(TASK INSTRUCTIONS): Produce a verbatim transcription of the entries, with all pictures omitted.

(DATASET CONTENT):

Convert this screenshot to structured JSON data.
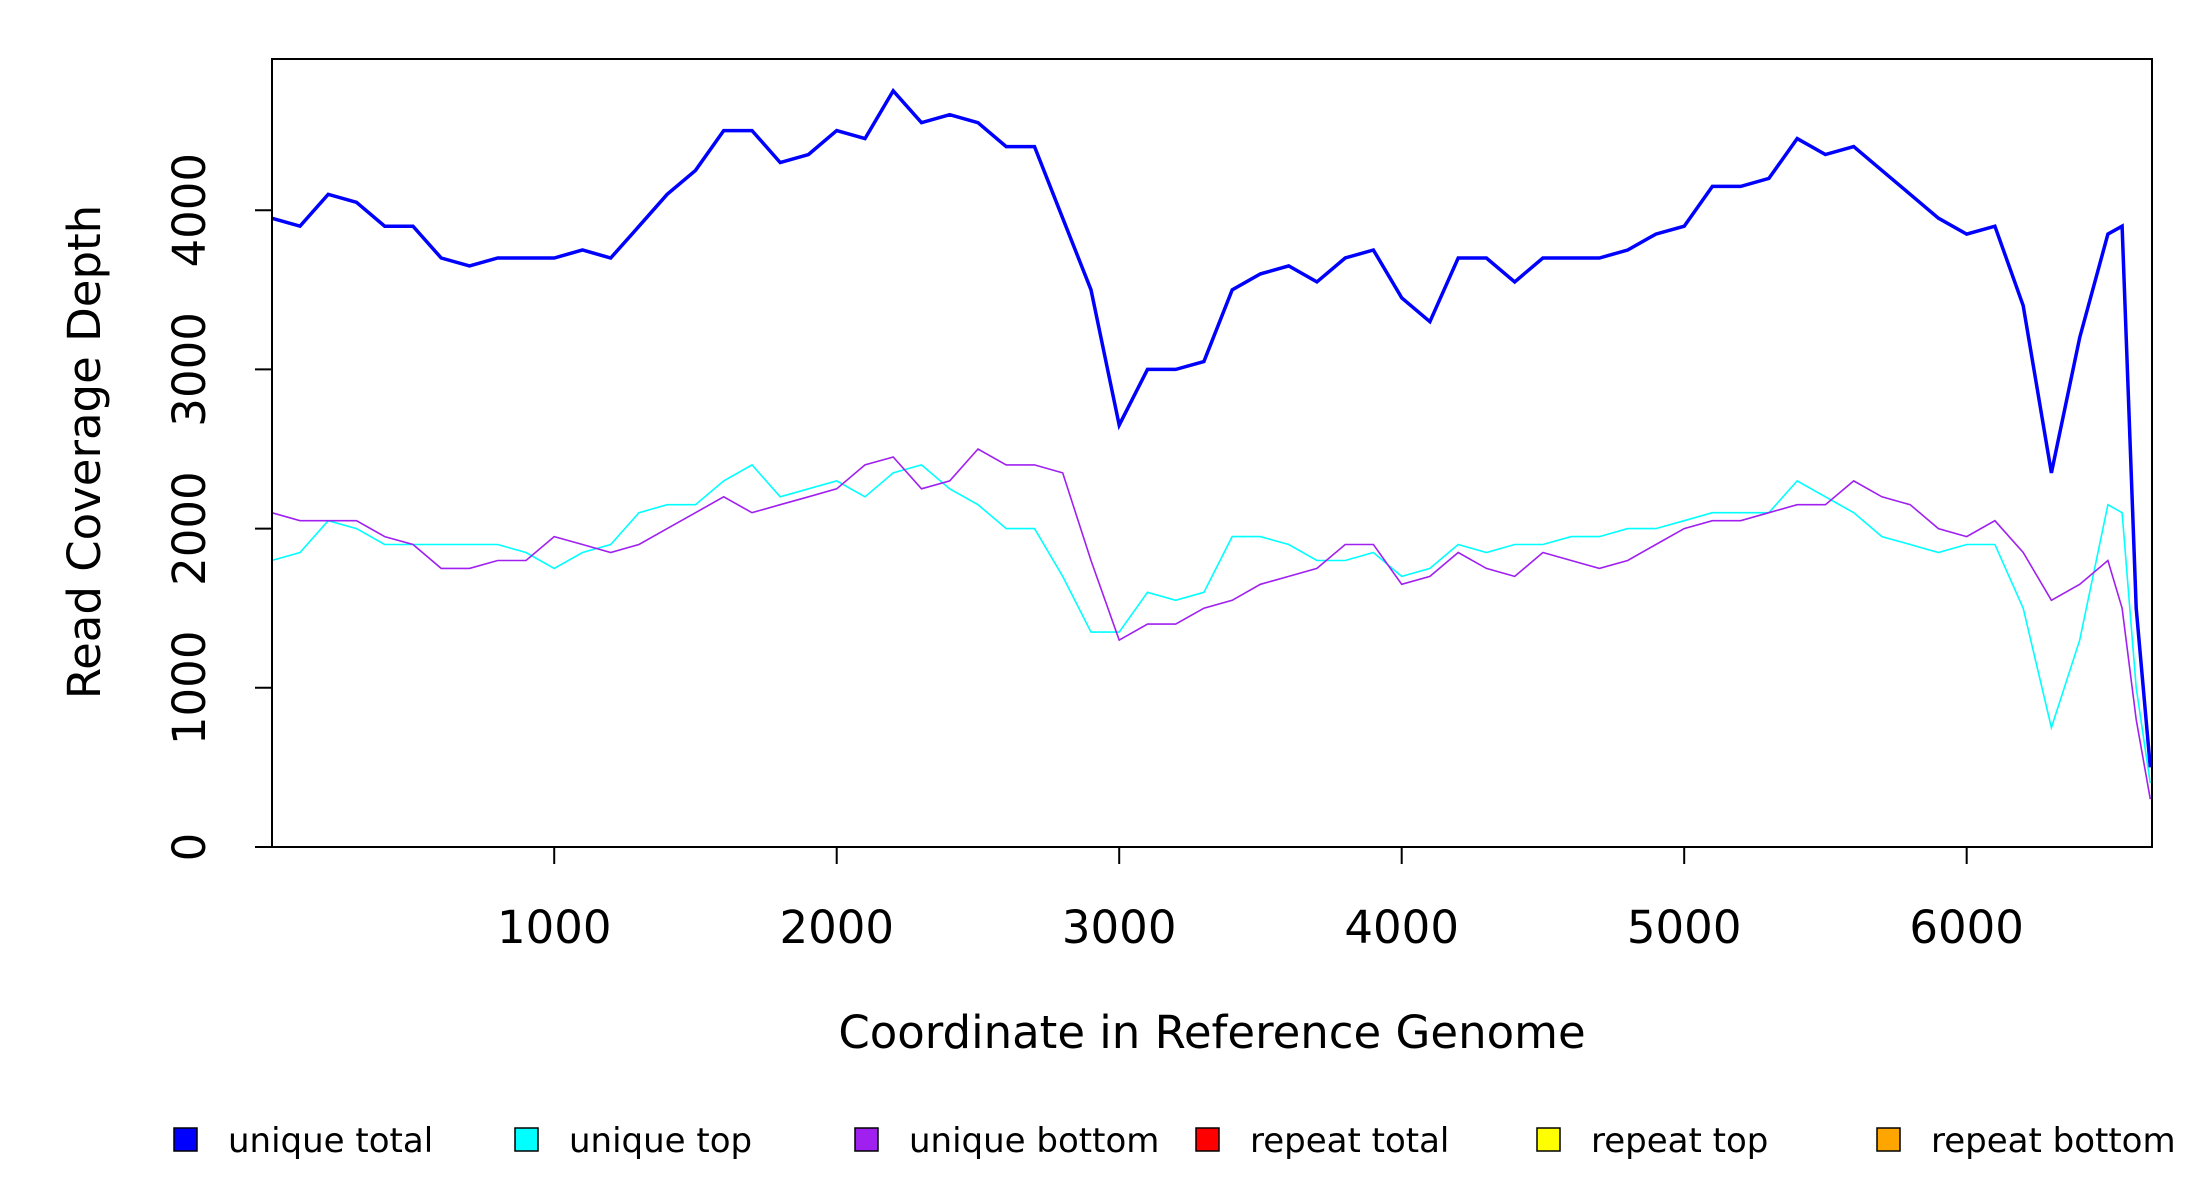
{
  "chart_data": {
    "type": "line",
    "x_label": "Coordinate in Reference Genome",
    "y_label": "Read Coverage Depth",
    "x": [
      0,
      100,
      200,
      300,
      400,
      500,
      600,
      700,
      800,
      900,
      1000,
      1100,
      1200,
      1300,
      1400,
      1500,
      1600,
      1700,
      1800,
      1900,
      2000,
      2100,
      2200,
      2300,
      2400,
      2500,
      2600,
      2700,
      2800,
      2900,
      3000,
      3100,
      3200,
      3300,
      3400,
      3500,
      3600,
      3700,
      3800,
      3900,
      4000,
      4100,
      4200,
      4300,
      4400,
      4500,
      4600,
      4700,
      4800,
      4900,
      5000,
      5100,
      5200,
      5300,
      5400,
      5500,
      5600,
      5700,
      5800,
      5900,
      6000,
      6100,
      6200,
      6300,
      6400,
      6500,
      6550,
      6600,
      6650
    ],
    "series": [
      {
        "name": "unique total",
        "color": "#0000ff",
        "values": [
          3950,
          3900,
          4100,
          4050,
          3900,
          3900,
          3700,
          3650,
          3700,
          3700,
          3700,
          3750,
          3700,
          3900,
          4100,
          4250,
          4500,
          4500,
          4300,
          4350,
          4500,
          4450,
          4750,
          4550,
          4600,
          4550,
          4400,
          4400,
          3950,
          3500,
          2650,
          3000,
          3000,
          3050,
          3500,
          3600,
          3650,
          3550,
          3700,
          3750,
          3450,
          3300,
          3700,
          3700,
          3550,
          3700,
          3700,
          3700,
          3750,
          3850,
          3900,
          4150,
          4150,
          4200,
          4450,
          4350,
          4400,
          4250,
          4100,
          3950,
          3850,
          3900,
          3400,
          2350,
          3200,
          3850,
          3900,
          1500,
          500
        ]
      },
      {
        "name": "unique top",
        "color": "#00ffff",
        "values": [
          1800,
          1850,
          2050,
          2000,
          1900,
          1900,
          1900,
          1900,
          1900,
          1850,
          1750,
          1850,
          1900,
          2100,
          2150,
          2150,
          2300,
          2400,
          2200,
          2250,
          2300,
          2200,
          2350,
          2400,
          2250,
          2150,
          2000,
          2000,
          1700,
          1350,
          1350,
          1600,
          1550,
          1600,
          1950,
          1950,
          1900,
          1800,
          1800,
          1850,
          1700,
          1750,
          1900,
          1850,
          1900,
          1900,
          1950,
          1950,
          2000,
          2000,
          2050,
          2100,
          2100,
          2100,
          2300,
          2200,
          2100,
          1950,
          1900,
          1850,
          1900,
          1900,
          1500,
          750,
          1300,
          2150,
          2100,
          1000,
          400
        ]
      },
      {
        "name": "unique bottom",
        "color": "#a020f0",
        "values": [
          2100,
          2050,
          2050,
          2050,
          1950,
          1900,
          1750,
          1750,
          1800,
          1800,
          1950,
          1900,
          1850,
          1900,
          2000,
          2100,
          2200,
          2100,
          2150,
          2200,
          2250,
          2400,
          2450,
          2250,
          2300,
          2500,
          2400,
          2400,
          2350,
          1800,
          1300,
          1400,
          1400,
          1500,
          1550,
          1650,
          1700,
          1750,
          1900,
          1900,
          1650,
          1700,
          1850,
          1750,
          1700,
          1850,
          1800,
          1750,
          1800,
          1900,
          2000,
          2050,
          2050,
          2100,
          2150,
          2150,
          2300,
          2200,
          2150,
          2000,
          1950,
          2050,
          1850,
          1550,
          1650,
          1800,
          1500,
          800,
          300
        ]
      },
      {
        "name": "repeat total",
        "color": "#ff0000",
        "values": [
          0,
          0,
          0,
          0,
          0,
          0,
          0,
          0,
          0,
          0,
          0,
          0,
          0,
          0,
          0,
          0,
          0,
          0,
          0,
          0,
          0,
          0,
          0,
          0,
          0,
          0,
          0,
          0,
          0,
          0,
          0,
          0,
          0,
          0,
          0,
          0,
          0,
          0,
          0,
          0,
          0,
          0,
          0,
          0,
          0,
          0,
          0,
          0,
          0,
          0,
          0,
          0,
          0,
          0,
          0,
          0,
          0,
          0,
          0,
          0,
          0,
          0,
          0,
          0,
          0,
          0,
          0,
          0,
          0
        ]
      },
      {
        "name": "repeat top",
        "color": "#ffff00",
        "values": [
          0,
          0,
          0,
          0,
          0,
          0,
          0,
          0,
          0,
          0,
          0,
          0,
          0,
          0,
          0,
          0,
          0,
          0,
          0,
          0,
          0,
          0,
          0,
          0,
          0,
          0,
          0,
          0,
          0,
          0,
          0,
          0,
          0,
          0,
          0,
          0,
          0,
          0,
          0,
          0,
          0,
          0,
          0,
          0,
          0,
          0,
          0,
          0,
          0,
          0,
          0,
          0,
          0,
          0,
          0,
          0,
          0,
          0,
          0,
          0,
          0,
          0,
          0,
          0,
          0,
          0,
          0,
          0,
          0
        ]
      },
      {
        "name": "repeat bottom",
        "color": "#ffa500",
        "values": [
          0,
          0,
          0,
          0,
          0,
          0,
          0,
          0,
          0,
          0,
          0,
          0,
          0,
          0,
          0,
          0,
          0,
          0,
          0,
          0,
          0,
          0,
          0,
          0,
          0,
          0,
          0,
          0,
          0,
          0,
          0,
          0,
          0,
          0,
          0,
          0,
          0,
          0,
          0,
          0,
          0,
          0,
          0,
          0,
          0,
          0,
          0,
          0,
          0,
          0,
          0,
          0,
          0,
          0,
          0,
          0,
          0,
          0,
          0,
          0,
          0,
          0,
          0,
          0,
          0,
          0,
          0,
          0,
          0
        ]
      }
    ],
    "xlim": [
      1,
      6656
    ],
    "xticks": [
      1000,
      2000,
      3000,
      4000,
      5000,
      6000
    ],
    "ylim": [
      0,
      4950
    ],
    "yticks": [
      0,
      1000,
      2000,
      3000,
      4000
    ]
  }
}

(TASK RESPONSE):
Convert this screenshot to structured JSON data.
{
  "chart_data": {
    "type": "line",
    "x_label": "Coordinate in Reference Genome",
    "y_label": "Read Coverage Depth",
    "x": [
      0,
      100,
      200,
      300,
      400,
      500,
      600,
      700,
      800,
      900,
      1000,
      1100,
      1200,
      1300,
      1400,
      1500,
      1600,
      1700,
      1800,
      1900,
      2000,
      2100,
      2200,
      2300,
      2400,
      2500,
      2600,
      2700,
      2800,
      2900,
      3000,
      3100,
      3200,
      3300,
      3400,
      3500,
      3600,
      3700,
      3800,
      3900,
      4000,
      4100,
      4200,
      4300,
      4400,
      4500,
      4600,
      4700,
      4800,
      4900,
      5000,
      5100,
      5200,
      5300,
      5400,
      5500,
      5600,
      5700,
      5800,
      5900,
      6000,
      6100,
      6200,
      6300,
      6400,
      6500,
      6550,
      6600,
      6650
    ],
    "series": [
      {
        "name": "unique total",
        "color": "#0000ff",
        "values": [
          3950,
          3900,
          4100,
          4050,
          3900,
          3900,
          3700,
          3650,
          3700,
          3700,
          3700,
          3750,
          3700,
          3900,
          4100,
          4250,
          4500,
          4500,
          4300,
          4350,
          4500,
          4450,
          4750,
          4550,
          4600,
          4550,
          4400,
          4400,
          3950,
          3500,
          2650,
          3000,
          3000,
          3050,
          3500,
          3600,
          3650,
          3550,
          3700,
          3750,
          3450,
          3300,
          3700,
          3700,
          3550,
          3700,
          3700,
          3700,
          3750,
          3850,
          3900,
          4150,
          4150,
          4200,
          4450,
          4350,
          4400,
          4250,
          4100,
          3950,
          3850,
          3900,
          3400,
          2350,
          3200,
          3850,
          3900,
          1500,
          500
        ]
      },
      {
        "name": "unique top",
        "color": "#00ffff",
        "values": [
          1800,
          1850,
          2050,
          2000,
          1900,
          1900,
          1900,
          1900,
          1900,
          1850,
          1750,
          1850,
          1900,
          2100,
          2150,
          2150,
          2300,
          2400,
          2200,
          2250,
          2300,
          2200,
          2350,
          2400,
          2250,
          2150,
          2000,
          2000,
          1700,
          1350,
          1350,
          1600,
          1550,
          1600,
          1950,
          1950,
          1900,
          1800,
          1800,
          1850,
          1700,
          1750,
          1900,
          1850,
          1900,
          1900,
          1950,
          1950,
          2000,
          2000,
          2050,
          2100,
          2100,
          2100,
          2300,
          2200,
          2100,
          1950,
          1900,
          1850,
          1900,
          1900,
          1500,
          750,
          1300,
          2150,
          2100,
          1000,
          400
        ]
      },
      {
        "name": "unique bottom",
        "color": "#a020f0",
        "values": [
          2100,
          2050,
          2050,
          2050,
          1950,
          1900,
          1750,
          1750,
          1800,
          1800,
          1950,
          1900,
          1850,
          1900,
          2000,
          2100,
          2200,
          2100,
          2150,
          2200,
          2250,
          2400,
          2450,
          2250,
          2300,
          2500,
          2400,
          2400,
          2350,
          1800,
          1300,
          1400,
          1400,
          1500,
          1550,
          1650,
          1700,
          1750,
          1900,
          1900,
          1650,
          1700,
          1850,
          1750,
          1700,
          1850,
          1800,
          1750,
          1800,
          1900,
          2000,
          2050,
          2050,
          2100,
          2150,
          2150,
          2300,
          2200,
          2150,
          2000,
          1950,
          2050,
          1850,
          1550,
          1650,
          1800,
          1500,
          800,
          300
        ]
      },
      {
        "name": "repeat total",
        "color": "#ff0000",
        "values": [
          0,
          0,
          0,
          0,
          0,
          0,
          0,
          0,
          0,
          0,
          0,
          0,
          0,
          0,
          0,
          0,
          0,
          0,
          0,
          0,
          0,
          0,
          0,
          0,
          0,
          0,
          0,
          0,
          0,
          0,
          0,
          0,
          0,
          0,
          0,
          0,
          0,
          0,
          0,
          0,
          0,
          0,
          0,
          0,
          0,
          0,
          0,
          0,
          0,
          0,
          0,
          0,
          0,
          0,
          0,
          0,
          0,
          0,
          0,
          0,
          0,
          0,
          0,
          0,
          0,
          0,
          0,
          0,
          0
        ]
      },
      {
        "name": "repeat top",
        "color": "#ffff00",
        "values": [
          0,
          0,
          0,
          0,
          0,
          0,
          0,
          0,
          0,
          0,
          0,
          0,
          0,
          0,
          0,
          0,
          0,
          0,
          0,
          0,
          0,
          0,
          0,
          0,
          0,
          0,
          0,
          0,
          0,
          0,
          0,
          0,
          0,
          0,
          0,
          0,
          0,
          0,
          0,
          0,
          0,
          0,
          0,
          0,
          0,
          0,
          0,
          0,
          0,
          0,
          0,
          0,
          0,
          0,
          0,
          0,
          0,
          0,
          0,
          0,
          0,
          0,
          0,
          0,
          0,
          0,
          0,
          0,
          0
        ]
      },
      {
        "name": "repeat bottom",
        "color": "#ffa500",
        "values": [
          0,
          0,
          0,
          0,
          0,
          0,
          0,
          0,
          0,
          0,
          0,
          0,
          0,
          0,
          0,
          0,
          0,
          0,
          0,
          0,
          0,
          0,
          0,
          0,
          0,
          0,
          0,
          0,
          0,
          0,
          0,
          0,
          0,
          0,
          0,
          0,
          0,
          0,
          0,
          0,
          0,
          0,
          0,
          0,
          0,
          0,
          0,
          0,
          0,
          0,
          0,
          0,
          0,
          0,
          0,
          0,
          0,
          0,
          0,
          0,
          0,
          0,
          0,
          0,
          0,
          0,
          0,
          0,
          0
        ]
      }
    ],
    "xlim": [
      1,
      6656
    ],
    "xticks": [
      1000,
      2000,
      3000,
      4000,
      5000,
      6000
    ],
    "ylim": [
      0,
      4950
    ],
    "yticks": [
      0,
      1000,
      2000,
      3000,
      4000
    ]
  }
}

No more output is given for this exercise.